[Aim of the task]
Retype each line of the material exactly, please, skipping any picture in it.

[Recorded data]
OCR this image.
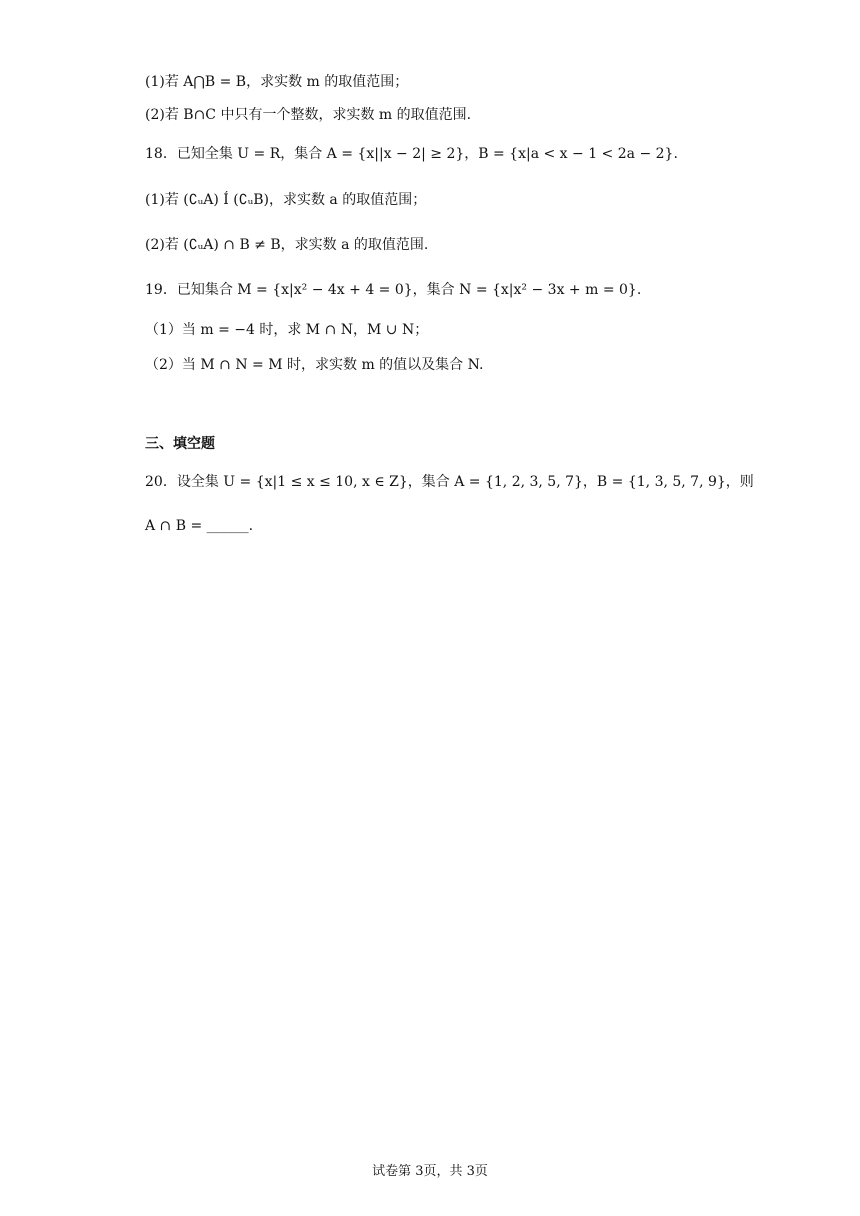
(1)若 A⋂B = B，求实数 m 的取值范围；
(2)若 B∩C 中只有一个整数，求实数 m 的取值范围.
18．已知全集 U = R，集合 A = {x||x − 2| ≥ 2}，B = {x|a < x − 1 < 2a − 2}.
(1)若 (∁ᵤA) Í (∁ᵤB)，求实数 a 的取值范围；
(2)若 (∁ᵤA) ∩ B ≠ B，求实数 a 的取值范围.
19．已知集合 M = {x|x² − 4x + 4 = 0}，集合 N = {x|x² − 3x + m = 0}.
（1）当 m = −4 时，求 M ∩ N，M ∪ N；
（2）当 M ∩ N = M 时，求实数 m 的值以及集合 N.
三、填空题
20．设全集 U = {x|1 ≤ x ≤ 10, x ∈ Z}，集合 A = {1, 2, 3, 5, 7}，B = {1, 3, 5, 7, 9}，则
A ∩ B = ______.
试卷第 3页，共 3页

[Reply]
OCR this image.
(1)若 A⋂B = B，求实数 m 的取值范围；
(2)若 B∩C 中只有一个整数，求实数 m 的取值范围.
18．已知全集 U = R，集合 A = {x||x − 2| ≥ 2}，B = {x|a < x − 1 < 2a − 2}.
(1)若 (∁ᵤA) Í (∁ᵤB)，求实数 a 的取值范围；
(2)若 (∁ᵤA) ∩ B ≠ B，求实数 a 的取值范围.
19．已知集合 M = {x|x² − 4x + 4 = 0}，集合 N = {x|x² − 3x + m = 0}.
（1）当 m = −4 时，求 M ∩ N，M ∪ N；
（2）当 M ∩ N = M 时，求实数 m 的值以及集合 N.
三、填空题
20．设全集 U = {x|1 ≤ x ≤ 10, x ∈ Z}，集合 A = {1, 2, 3, 5, 7}，B = {1, 3, 5, 7, 9}，则
A ∩ B = ______.
试卷第 3页，共 3页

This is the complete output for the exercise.